--- Excerpt ---
— Begin —

Which of the protection sports actually has any basis in reality? I keep wondering if the police dog trials have more relevance to reality in terms of the exercises and how the dog is judged?

Terrasita


----------



## Tim Lynam

Well Terrasita, with such broad stroke generalizations about the sports and the assumption that police trial venues "have more relevance to reality" than the sports, and that how they are judged, how ever those judges are better in your opinion, it's no wonder you keep wondering.

Do what every police officer on the planet does, take your handgun for a walk. Then when the sh*t hits the fan, you only have yourself to blame if the outcome isn't to your liking. Of course, in your case, blame is the game. I for one have shot guns from all of the best breeders. Beretta breeds a nice .380 but I guess that would be judged weak by police. More people are killed by 22's than any other caliber. Weak too. I think you just ought to get yourself a well bred Smith and Wesson .50. Or are you a weak handler?


----------



## Terrasita Cuffie

Actually, its not an assumption, its a question based on comments from sport people regarding whats expected of the dogs. But if your comment means that the various dog sports aren't supposed to have any basis in reality and really you just need a guy, I guess that's fair enough.

— End —

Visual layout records
— Begin —

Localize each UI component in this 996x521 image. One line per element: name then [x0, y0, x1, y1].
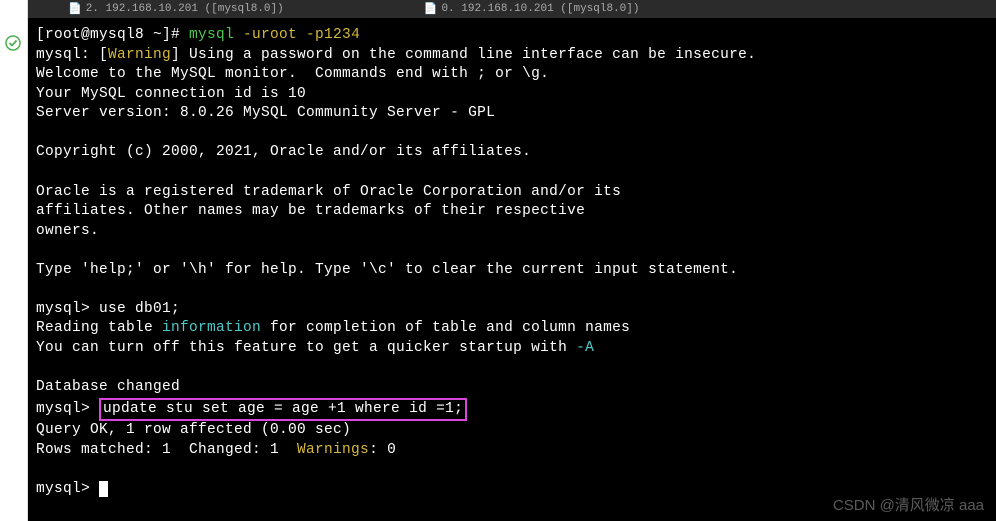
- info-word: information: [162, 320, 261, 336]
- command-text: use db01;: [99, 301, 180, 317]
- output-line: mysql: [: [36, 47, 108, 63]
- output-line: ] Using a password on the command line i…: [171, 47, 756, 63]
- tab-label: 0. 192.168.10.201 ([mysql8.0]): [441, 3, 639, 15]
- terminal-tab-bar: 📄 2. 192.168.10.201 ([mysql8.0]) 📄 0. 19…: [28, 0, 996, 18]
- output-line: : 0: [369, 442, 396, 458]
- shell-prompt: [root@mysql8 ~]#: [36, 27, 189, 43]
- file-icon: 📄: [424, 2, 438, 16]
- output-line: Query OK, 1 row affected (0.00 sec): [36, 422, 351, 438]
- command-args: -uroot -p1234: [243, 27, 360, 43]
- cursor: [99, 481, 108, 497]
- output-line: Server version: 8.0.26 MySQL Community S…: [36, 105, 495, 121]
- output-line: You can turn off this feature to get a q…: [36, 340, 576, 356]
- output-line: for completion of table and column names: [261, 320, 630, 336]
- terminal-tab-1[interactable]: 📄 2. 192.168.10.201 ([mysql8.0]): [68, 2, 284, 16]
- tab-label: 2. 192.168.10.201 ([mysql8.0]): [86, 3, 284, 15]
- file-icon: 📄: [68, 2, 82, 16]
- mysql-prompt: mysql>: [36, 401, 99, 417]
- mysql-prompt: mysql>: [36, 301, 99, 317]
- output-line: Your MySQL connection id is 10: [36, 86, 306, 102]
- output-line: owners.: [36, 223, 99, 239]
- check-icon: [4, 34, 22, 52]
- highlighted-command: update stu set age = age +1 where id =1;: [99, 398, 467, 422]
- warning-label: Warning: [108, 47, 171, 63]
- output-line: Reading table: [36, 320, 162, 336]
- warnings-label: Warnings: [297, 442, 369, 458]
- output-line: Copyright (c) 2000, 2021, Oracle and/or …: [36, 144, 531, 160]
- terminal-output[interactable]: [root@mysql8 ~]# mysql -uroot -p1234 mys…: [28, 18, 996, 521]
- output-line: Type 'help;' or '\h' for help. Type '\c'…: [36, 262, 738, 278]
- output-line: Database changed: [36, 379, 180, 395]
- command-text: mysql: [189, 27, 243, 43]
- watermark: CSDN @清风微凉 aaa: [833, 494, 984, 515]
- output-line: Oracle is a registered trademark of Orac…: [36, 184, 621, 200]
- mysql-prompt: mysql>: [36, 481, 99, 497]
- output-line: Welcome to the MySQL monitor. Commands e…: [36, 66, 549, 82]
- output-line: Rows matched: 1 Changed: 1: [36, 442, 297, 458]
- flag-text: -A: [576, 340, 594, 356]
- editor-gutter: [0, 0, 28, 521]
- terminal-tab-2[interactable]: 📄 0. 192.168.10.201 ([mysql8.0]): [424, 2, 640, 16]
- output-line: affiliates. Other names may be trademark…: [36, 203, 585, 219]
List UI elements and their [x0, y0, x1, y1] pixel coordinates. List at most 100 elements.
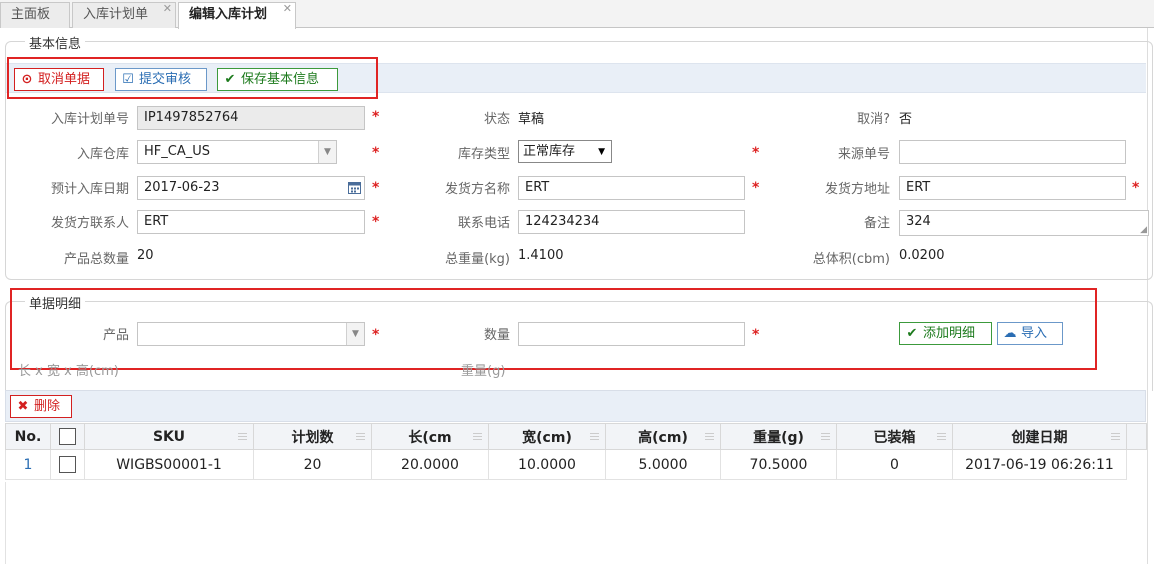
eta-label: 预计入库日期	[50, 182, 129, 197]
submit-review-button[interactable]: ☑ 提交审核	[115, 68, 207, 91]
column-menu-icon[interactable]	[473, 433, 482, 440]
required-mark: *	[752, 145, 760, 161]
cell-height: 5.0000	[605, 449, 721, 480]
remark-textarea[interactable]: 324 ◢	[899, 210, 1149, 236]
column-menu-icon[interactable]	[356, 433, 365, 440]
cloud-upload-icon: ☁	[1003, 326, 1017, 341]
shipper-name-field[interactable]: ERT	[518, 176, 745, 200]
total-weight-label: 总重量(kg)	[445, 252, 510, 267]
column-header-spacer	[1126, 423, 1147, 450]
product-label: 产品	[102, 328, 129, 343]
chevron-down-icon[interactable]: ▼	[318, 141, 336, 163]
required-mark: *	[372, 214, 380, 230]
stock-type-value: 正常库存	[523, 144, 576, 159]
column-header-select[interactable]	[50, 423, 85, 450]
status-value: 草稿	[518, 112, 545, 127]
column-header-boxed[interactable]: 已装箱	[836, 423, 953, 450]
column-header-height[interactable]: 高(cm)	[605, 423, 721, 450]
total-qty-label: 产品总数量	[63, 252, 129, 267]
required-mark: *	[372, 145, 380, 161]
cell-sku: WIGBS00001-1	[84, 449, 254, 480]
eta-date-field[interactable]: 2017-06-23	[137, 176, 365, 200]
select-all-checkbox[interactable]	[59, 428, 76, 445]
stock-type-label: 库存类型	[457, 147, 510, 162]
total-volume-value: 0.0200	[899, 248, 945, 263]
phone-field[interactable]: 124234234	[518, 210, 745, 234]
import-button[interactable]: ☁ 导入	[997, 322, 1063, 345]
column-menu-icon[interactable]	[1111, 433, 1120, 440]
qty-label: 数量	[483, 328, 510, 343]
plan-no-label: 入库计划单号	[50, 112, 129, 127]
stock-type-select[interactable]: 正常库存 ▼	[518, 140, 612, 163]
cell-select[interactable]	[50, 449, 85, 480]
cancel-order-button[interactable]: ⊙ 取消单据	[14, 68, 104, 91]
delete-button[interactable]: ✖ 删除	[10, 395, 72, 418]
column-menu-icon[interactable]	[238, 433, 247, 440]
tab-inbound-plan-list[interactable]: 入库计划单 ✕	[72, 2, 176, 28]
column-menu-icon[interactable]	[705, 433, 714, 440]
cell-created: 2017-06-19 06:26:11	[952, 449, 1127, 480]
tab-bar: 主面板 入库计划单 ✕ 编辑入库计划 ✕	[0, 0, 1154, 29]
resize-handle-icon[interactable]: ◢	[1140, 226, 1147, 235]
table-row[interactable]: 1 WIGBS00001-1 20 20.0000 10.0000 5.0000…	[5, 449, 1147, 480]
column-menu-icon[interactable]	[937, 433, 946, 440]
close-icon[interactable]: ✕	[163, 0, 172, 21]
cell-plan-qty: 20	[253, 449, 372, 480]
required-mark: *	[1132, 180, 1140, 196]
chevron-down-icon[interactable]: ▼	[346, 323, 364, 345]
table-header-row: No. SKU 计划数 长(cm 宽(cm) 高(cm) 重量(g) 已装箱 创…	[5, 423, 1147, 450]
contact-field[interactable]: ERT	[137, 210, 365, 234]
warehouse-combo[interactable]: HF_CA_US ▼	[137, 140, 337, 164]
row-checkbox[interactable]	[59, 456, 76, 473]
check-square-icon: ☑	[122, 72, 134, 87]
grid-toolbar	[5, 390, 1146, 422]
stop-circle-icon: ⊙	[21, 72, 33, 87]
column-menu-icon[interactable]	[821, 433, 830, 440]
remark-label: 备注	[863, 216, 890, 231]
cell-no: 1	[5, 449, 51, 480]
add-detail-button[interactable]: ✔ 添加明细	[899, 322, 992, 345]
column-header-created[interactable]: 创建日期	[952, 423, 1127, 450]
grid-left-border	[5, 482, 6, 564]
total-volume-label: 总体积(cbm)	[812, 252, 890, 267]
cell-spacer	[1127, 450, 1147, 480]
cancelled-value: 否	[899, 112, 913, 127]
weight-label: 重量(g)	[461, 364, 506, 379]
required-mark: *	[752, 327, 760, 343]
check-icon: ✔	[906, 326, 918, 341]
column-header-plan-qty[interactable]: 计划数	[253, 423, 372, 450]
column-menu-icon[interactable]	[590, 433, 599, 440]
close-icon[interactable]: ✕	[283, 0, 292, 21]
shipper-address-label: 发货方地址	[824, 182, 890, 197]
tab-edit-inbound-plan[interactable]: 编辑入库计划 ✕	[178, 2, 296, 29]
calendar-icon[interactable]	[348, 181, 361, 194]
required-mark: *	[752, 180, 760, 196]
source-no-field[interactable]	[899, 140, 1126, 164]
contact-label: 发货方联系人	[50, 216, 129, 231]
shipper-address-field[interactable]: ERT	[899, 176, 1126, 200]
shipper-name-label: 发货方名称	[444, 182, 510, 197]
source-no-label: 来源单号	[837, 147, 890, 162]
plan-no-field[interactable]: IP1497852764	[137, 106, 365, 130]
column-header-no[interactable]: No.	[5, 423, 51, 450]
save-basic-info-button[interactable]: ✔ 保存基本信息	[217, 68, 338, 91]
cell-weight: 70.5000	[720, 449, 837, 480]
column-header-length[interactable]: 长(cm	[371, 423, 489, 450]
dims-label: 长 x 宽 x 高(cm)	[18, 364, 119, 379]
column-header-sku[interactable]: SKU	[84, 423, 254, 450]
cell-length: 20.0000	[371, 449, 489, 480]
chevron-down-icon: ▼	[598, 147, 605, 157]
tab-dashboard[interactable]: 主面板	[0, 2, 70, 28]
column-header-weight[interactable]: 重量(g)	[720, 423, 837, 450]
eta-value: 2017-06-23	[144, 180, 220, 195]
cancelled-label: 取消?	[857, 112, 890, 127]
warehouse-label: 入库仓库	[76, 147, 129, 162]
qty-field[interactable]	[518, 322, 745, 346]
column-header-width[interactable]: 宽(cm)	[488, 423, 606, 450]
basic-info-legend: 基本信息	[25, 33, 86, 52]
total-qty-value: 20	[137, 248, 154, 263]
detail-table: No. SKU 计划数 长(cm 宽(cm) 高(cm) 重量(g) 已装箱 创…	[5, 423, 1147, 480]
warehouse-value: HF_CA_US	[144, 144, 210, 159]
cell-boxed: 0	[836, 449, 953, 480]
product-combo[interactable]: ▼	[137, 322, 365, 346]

— End —

--- Instruction 1 ---
Answer these questions about the forum thread on protection sports:
(a) Which maker does Tim Lynam say breeds a nice .380?
(b) According to Tim Lynam, which caliber has killed more people than any other?
(c) In her reply, what does Terrasita Cuffie say her question is based on?
--- Instruction 2 ---
Reproduce the following lines of the rows exactly. Begin at the line that contains "182, 129, 197]" and stop after the line that contains "112, 545, 127]", including both.

--- Expected answer 1 ---
(a) Beretta
(b) 22's
(c) Comments from sport people regarding what's expected of the dogs

--- Expected answer 2 ---
eta-label: 预计入库日期	[50, 182, 129, 197]
submit-review-button[interactable]: ☑ 提交审核	[115, 68, 207, 91]
column-menu-icon[interactable]	[473, 433, 482, 440]
required-mark: *	[752, 145, 760, 161]
cell-height: 5.0000	[605, 449, 721, 480]
remark-textarea[interactable]: 324 ◢	[899, 210, 1149, 236]
column-menu-icon[interactable]	[356, 433, 365, 440]
cloud-upload-icon: ☁	[1003, 326, 1017, 341]
shipper-name-field[interactable]: ERT	[518, 176, 745, 200]
total-weight-label: 总重量(kg)	[445, 252, 510, 267]
column-header-spacer	[1126, 423, 1147, 450]
product-label: 产品	[102, 328, 129, 343]
chevron-down-icon[interactable]: ▼	[318, 141, 336, 163]
required-mark: *	[372, 214, 380, 230]
stock-type-value: 正常库存	[523, 144, 576, 159]
column-header-select[interactable]	[50, 423, 85, 450]
status-value: 草稿	[518, 112, 545, 127]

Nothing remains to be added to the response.